Give the data again, word for word.

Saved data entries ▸
——————————
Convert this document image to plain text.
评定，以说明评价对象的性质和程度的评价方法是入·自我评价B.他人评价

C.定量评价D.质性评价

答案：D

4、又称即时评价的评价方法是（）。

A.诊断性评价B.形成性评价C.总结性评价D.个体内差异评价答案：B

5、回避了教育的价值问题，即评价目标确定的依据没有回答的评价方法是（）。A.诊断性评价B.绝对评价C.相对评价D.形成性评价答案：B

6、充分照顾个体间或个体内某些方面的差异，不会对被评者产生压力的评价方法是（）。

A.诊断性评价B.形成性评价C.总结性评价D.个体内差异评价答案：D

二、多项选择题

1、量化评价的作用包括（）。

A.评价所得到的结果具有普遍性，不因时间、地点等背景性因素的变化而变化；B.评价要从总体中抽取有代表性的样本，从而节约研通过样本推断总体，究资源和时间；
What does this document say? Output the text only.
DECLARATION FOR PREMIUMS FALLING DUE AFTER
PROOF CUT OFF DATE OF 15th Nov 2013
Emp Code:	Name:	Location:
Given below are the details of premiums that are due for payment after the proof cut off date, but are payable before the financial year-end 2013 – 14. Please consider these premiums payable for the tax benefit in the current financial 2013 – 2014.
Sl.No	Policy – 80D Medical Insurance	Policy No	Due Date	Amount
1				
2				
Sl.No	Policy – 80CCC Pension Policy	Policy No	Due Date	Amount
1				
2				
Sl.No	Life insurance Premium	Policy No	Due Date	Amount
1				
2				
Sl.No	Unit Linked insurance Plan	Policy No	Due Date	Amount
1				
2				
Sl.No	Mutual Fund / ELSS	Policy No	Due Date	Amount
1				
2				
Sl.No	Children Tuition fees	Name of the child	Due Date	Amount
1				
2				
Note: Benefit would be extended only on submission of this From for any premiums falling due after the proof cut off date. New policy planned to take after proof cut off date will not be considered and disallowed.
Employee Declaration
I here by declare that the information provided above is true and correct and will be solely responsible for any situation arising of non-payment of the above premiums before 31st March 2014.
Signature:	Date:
——————————
Solution to this problem ▸
Convert this document image to plain text.
评定，以说明评价对象的性质和程度的评价方法是入·自我评价B.他人评价

C.定量评价D.质性评价

答案：D

4、又称即时评价的评价方法是（）。

A.诊断性评价B.形成性评价C.总结性评价D.个体内差异评价答案：B

5、回避了教育的价值问题，即评价目标确定的依据没有回答的评价方法是（）。A.诊断性评价B.绝对评价C.相对评价D.形成性评价答案：B

6、充分照顾个体间或个体内某些方面的差异，不会对被评者产生压力的评价方法是（）。

A.诊断性评价B.形成性评价C.总结性评价D.个体内差异评价答案：D

二、多项选择题

1、量化评价的作用包括（）。

A.评价所得到的结果具有普遍性，不因时间、地点等背景性因素的变化而变化；B.评价要从总体中抽取有代表性的样本，从而节约研通过样本推断总体，究资源和时间；
What does this document say? Output the text only.
DECLARATION FOR PREMIUMS FALLING DUE AFTER
PROOF CUT OFF DATE OF 15th Nov 2013
Emp Code:	Name:	Location:
Given below are the details of premiums that are due for payment after the proof cut off date, but are payable before the financial year-end 2013 – 14. Please consider these premiums payable for the tax benefit in the current financial 2013 – 2014.
Sl.No	Policy – 80D Medical Insurance	Policy No	Due Date	Amount
1				
2				
Sl.No	Policy – 80CCC Pension Policy	Policy No	Due Date	Amount
1				
2				
Sl.No	Life insurance Premium	Policy No	Due Date	Amount
1				
2				
Sl.No	Unit Linked insurance Plan	Policy No	Due Date	Amount
1				
2				
Sl.No	Mutual Fund / ELSS	Policy No	Due Date	Amount
1				
2				
Sl.No	Children Tuition fees	Name of the child	Due Date	Amount
1				
2				
Note: Benefit would be extended only on submission of this From for any premiums falling due after the proof cut off date. New policy planned to take after proof cut off date will not be considered and disallowed.
Employee Declaration
I here by declare that the information provided above is true and correct and will be solely responsible for any situation arising of non-payment of the above premiums before 31st March 2014.
Signature:	Date:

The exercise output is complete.